Figure content listings
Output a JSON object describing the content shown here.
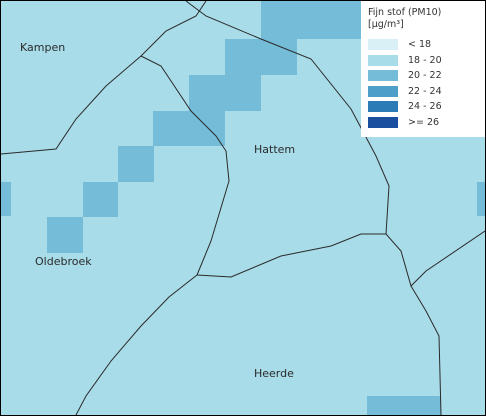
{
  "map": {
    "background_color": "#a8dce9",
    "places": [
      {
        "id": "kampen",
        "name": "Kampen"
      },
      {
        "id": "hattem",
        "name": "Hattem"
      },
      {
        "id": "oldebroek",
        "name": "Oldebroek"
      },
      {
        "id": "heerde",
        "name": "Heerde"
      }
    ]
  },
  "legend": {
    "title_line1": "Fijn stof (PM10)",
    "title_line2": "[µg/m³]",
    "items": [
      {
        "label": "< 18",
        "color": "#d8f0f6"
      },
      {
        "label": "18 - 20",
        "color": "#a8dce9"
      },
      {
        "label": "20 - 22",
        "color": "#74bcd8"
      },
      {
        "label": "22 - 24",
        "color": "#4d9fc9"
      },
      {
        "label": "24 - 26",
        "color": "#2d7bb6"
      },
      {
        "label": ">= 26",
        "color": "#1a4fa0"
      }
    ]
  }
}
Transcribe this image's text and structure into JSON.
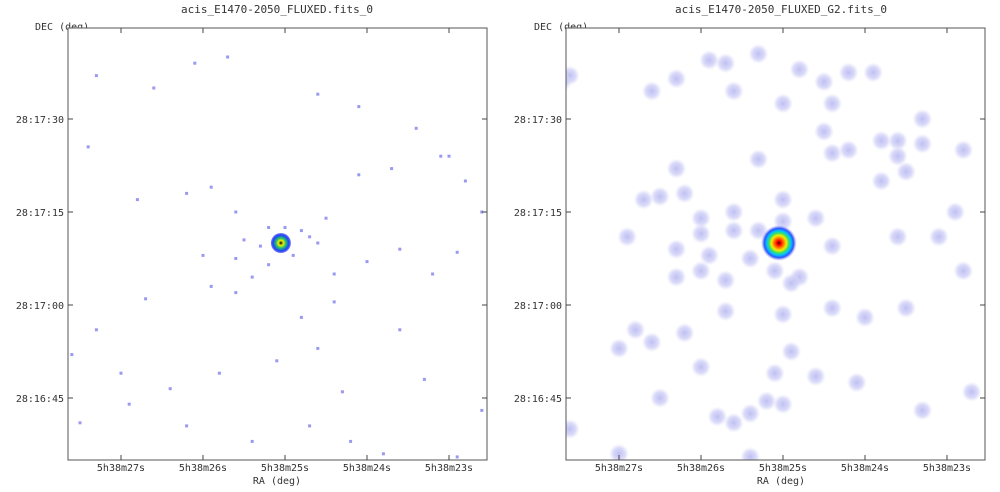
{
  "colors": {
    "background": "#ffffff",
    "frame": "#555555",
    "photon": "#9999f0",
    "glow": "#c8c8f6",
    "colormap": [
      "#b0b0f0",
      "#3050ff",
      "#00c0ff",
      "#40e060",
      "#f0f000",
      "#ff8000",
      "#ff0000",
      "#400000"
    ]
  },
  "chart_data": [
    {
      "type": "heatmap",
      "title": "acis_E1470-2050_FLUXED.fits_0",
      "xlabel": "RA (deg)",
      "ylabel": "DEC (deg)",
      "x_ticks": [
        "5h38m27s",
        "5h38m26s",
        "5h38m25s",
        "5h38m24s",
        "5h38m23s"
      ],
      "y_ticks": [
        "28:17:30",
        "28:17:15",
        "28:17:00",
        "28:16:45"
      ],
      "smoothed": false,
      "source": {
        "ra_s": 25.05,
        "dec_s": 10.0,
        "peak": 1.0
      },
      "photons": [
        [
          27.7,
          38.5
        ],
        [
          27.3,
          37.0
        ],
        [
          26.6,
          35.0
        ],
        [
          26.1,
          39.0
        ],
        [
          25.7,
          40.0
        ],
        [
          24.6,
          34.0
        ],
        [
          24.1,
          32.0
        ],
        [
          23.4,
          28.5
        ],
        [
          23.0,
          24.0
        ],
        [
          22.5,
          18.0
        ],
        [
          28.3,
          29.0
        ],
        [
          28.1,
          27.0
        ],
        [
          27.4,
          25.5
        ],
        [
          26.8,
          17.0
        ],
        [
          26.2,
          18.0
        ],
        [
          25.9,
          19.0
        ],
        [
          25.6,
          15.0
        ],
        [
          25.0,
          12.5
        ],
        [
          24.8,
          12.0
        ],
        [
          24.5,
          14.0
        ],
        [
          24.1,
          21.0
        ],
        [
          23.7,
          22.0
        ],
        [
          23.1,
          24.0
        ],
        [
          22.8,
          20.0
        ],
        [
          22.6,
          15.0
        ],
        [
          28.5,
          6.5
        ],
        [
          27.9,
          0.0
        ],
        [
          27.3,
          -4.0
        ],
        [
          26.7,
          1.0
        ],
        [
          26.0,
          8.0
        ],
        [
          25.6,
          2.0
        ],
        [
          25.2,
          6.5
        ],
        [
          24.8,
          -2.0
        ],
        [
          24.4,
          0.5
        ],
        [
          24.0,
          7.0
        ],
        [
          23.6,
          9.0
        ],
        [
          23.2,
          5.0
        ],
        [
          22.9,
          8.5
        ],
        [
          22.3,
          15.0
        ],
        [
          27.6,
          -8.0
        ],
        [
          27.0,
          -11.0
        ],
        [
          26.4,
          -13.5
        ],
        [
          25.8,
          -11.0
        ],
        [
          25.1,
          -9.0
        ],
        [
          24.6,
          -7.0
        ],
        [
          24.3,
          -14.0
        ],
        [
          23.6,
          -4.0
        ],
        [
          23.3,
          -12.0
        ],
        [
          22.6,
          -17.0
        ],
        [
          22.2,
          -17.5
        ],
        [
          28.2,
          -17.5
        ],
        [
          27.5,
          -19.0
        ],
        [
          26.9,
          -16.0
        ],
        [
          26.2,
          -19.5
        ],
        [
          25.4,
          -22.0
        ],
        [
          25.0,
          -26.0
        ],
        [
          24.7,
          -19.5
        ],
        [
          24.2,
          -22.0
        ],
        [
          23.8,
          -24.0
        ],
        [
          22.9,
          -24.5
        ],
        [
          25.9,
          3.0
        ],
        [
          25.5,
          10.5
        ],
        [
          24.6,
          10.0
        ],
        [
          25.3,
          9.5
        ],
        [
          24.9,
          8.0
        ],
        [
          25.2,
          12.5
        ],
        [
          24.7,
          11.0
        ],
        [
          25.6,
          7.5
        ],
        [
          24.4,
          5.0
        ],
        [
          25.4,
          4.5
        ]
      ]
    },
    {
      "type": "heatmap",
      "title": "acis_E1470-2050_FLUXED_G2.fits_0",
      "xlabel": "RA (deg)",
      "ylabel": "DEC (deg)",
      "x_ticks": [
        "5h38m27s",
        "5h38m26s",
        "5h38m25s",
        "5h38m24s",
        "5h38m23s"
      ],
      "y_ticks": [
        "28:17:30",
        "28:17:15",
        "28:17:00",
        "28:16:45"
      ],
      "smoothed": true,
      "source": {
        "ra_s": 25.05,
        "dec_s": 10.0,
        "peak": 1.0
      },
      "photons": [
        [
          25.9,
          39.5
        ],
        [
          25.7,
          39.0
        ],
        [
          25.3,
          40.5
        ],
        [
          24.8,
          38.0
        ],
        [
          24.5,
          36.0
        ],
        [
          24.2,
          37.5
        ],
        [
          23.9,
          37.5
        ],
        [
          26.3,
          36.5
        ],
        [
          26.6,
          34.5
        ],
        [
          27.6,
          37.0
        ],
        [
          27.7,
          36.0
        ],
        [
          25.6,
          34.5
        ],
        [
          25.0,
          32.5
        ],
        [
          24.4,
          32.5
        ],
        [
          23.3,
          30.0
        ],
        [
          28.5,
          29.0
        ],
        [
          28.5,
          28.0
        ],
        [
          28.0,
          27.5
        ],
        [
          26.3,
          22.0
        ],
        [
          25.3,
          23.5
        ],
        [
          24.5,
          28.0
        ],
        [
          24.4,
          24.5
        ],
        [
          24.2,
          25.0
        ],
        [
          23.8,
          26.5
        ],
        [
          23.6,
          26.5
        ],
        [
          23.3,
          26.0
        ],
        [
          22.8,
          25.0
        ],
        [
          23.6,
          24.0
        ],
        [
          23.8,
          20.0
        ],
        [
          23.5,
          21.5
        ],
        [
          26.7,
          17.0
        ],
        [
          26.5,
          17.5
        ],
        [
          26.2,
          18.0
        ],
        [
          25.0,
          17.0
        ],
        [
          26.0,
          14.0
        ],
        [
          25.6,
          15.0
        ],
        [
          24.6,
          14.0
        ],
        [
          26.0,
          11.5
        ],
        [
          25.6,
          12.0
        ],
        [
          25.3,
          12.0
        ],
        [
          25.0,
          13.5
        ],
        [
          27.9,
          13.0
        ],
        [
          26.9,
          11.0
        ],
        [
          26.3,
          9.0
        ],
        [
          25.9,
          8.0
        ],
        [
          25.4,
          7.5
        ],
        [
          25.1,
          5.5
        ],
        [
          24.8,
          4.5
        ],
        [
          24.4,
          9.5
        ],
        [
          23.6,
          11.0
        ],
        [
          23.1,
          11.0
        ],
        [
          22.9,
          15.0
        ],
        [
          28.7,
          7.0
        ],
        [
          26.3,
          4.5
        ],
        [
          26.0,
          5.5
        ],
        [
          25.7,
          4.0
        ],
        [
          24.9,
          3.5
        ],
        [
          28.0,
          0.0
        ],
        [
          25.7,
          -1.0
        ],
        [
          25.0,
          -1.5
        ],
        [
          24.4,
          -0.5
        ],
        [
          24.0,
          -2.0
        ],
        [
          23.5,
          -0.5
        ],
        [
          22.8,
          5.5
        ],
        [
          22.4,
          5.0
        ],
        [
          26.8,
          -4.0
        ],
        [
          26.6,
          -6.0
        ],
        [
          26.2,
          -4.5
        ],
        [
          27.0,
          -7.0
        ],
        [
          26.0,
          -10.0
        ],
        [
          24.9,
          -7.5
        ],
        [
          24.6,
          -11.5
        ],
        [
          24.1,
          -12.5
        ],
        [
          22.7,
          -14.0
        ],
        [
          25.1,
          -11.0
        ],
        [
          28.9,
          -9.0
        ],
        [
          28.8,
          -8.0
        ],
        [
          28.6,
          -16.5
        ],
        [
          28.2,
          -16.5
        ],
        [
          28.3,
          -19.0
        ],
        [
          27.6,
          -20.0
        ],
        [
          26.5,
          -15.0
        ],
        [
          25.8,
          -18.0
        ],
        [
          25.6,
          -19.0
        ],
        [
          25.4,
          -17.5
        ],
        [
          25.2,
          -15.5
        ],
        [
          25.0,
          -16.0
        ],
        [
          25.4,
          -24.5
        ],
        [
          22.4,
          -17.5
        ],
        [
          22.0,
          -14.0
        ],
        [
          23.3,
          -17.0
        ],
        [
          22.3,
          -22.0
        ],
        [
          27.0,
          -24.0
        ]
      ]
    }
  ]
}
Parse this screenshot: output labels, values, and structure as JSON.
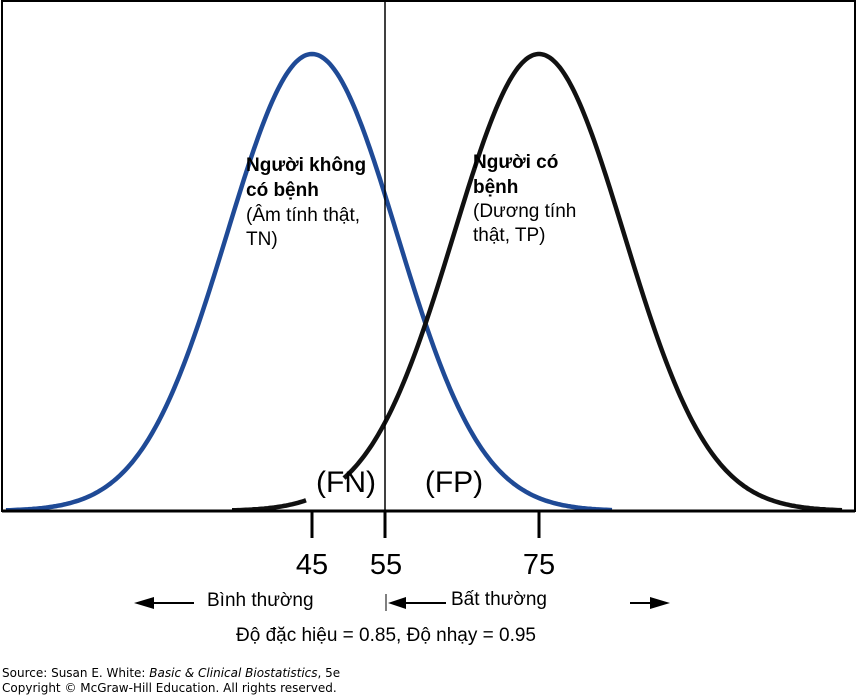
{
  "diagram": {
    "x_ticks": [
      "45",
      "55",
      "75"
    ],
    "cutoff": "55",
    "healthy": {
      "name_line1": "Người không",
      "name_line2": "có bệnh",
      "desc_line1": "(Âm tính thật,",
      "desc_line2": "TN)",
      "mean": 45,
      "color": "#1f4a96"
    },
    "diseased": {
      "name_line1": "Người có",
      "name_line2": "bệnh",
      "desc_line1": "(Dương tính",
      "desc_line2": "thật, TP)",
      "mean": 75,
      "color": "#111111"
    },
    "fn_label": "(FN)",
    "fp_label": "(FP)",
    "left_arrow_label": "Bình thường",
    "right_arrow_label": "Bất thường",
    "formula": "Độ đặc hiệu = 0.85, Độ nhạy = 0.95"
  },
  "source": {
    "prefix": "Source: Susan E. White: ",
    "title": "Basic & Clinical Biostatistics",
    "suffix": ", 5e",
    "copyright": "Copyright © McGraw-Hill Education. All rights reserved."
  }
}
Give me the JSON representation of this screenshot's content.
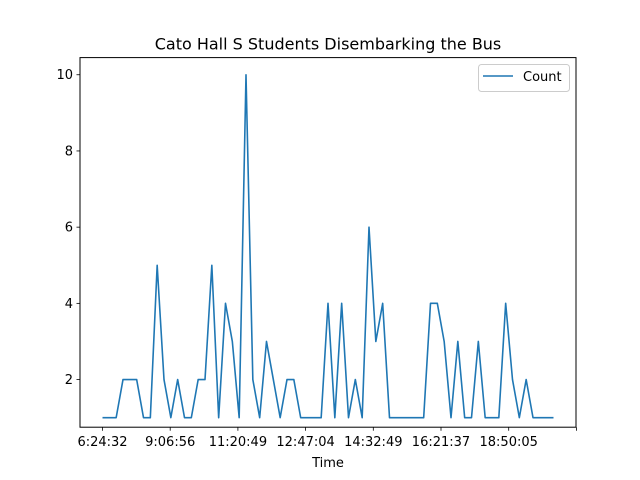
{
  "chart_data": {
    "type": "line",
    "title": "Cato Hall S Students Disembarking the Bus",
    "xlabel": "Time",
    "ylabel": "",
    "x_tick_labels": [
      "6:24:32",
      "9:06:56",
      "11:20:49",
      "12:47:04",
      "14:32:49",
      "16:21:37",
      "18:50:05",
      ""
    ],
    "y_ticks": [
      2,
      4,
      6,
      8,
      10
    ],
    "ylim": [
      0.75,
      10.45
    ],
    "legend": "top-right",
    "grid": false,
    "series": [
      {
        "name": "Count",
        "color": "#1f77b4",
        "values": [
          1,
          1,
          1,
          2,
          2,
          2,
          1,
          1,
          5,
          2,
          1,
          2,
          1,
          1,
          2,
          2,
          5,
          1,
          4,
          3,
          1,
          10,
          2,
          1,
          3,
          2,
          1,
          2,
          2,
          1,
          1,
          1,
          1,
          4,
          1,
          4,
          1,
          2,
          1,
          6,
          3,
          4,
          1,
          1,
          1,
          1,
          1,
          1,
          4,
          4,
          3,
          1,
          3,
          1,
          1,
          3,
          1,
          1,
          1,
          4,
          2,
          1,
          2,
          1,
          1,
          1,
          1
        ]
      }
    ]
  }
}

Stated goal ->
Where a line of the data holds "tính", show that line.

Output below ->
      "desc_line1": "(Âm tính thật,",
      "desc_line1": "(Dương tính",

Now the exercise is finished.